Locate the word "지급수수료" in the data below, then copy every line that holds it.

* * * * *

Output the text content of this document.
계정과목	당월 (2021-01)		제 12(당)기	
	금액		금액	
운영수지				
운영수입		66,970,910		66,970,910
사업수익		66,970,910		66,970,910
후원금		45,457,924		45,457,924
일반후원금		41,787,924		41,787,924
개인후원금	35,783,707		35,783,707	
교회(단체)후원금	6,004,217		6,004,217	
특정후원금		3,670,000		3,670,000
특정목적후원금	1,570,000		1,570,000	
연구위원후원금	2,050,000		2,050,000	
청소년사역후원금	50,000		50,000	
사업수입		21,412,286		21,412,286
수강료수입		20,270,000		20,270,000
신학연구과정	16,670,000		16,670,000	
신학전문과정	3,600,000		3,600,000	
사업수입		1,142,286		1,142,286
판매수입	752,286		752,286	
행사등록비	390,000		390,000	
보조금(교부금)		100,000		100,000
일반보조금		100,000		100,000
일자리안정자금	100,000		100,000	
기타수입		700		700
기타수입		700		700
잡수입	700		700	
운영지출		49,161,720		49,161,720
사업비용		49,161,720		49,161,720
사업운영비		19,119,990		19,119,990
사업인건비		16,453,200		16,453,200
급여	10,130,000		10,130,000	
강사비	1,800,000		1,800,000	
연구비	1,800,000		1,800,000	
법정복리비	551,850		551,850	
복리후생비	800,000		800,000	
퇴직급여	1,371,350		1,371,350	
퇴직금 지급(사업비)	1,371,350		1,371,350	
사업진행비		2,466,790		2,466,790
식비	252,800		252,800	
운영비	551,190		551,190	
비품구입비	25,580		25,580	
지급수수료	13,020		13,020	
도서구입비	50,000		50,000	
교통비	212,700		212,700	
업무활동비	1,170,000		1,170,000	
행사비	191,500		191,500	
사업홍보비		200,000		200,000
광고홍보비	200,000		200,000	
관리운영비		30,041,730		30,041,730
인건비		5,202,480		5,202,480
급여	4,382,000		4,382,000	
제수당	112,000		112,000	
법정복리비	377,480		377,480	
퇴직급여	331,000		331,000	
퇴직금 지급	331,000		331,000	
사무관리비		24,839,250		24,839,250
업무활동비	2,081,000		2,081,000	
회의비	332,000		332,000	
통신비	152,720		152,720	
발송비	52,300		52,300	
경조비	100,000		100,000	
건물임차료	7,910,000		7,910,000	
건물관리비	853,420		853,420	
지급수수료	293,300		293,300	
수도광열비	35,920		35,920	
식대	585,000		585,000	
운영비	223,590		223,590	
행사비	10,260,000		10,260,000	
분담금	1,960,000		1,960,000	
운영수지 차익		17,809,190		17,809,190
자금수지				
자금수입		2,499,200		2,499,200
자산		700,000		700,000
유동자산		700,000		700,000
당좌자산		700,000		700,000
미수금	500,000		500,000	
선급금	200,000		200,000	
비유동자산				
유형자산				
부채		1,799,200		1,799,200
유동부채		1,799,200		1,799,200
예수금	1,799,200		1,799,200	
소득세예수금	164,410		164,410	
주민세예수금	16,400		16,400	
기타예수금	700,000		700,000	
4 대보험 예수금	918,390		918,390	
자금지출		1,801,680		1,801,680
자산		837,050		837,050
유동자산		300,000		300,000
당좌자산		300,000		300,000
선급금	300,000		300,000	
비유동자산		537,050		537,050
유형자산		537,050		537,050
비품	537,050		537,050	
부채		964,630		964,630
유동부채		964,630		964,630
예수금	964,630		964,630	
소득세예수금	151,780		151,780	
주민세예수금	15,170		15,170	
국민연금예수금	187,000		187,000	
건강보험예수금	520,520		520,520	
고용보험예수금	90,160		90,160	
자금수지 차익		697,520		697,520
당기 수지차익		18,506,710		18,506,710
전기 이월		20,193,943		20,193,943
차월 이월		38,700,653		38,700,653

* * * * *

__Exercise solution__.
지급수수료	13,020		13,020	
지급수수료	293,300		293,300	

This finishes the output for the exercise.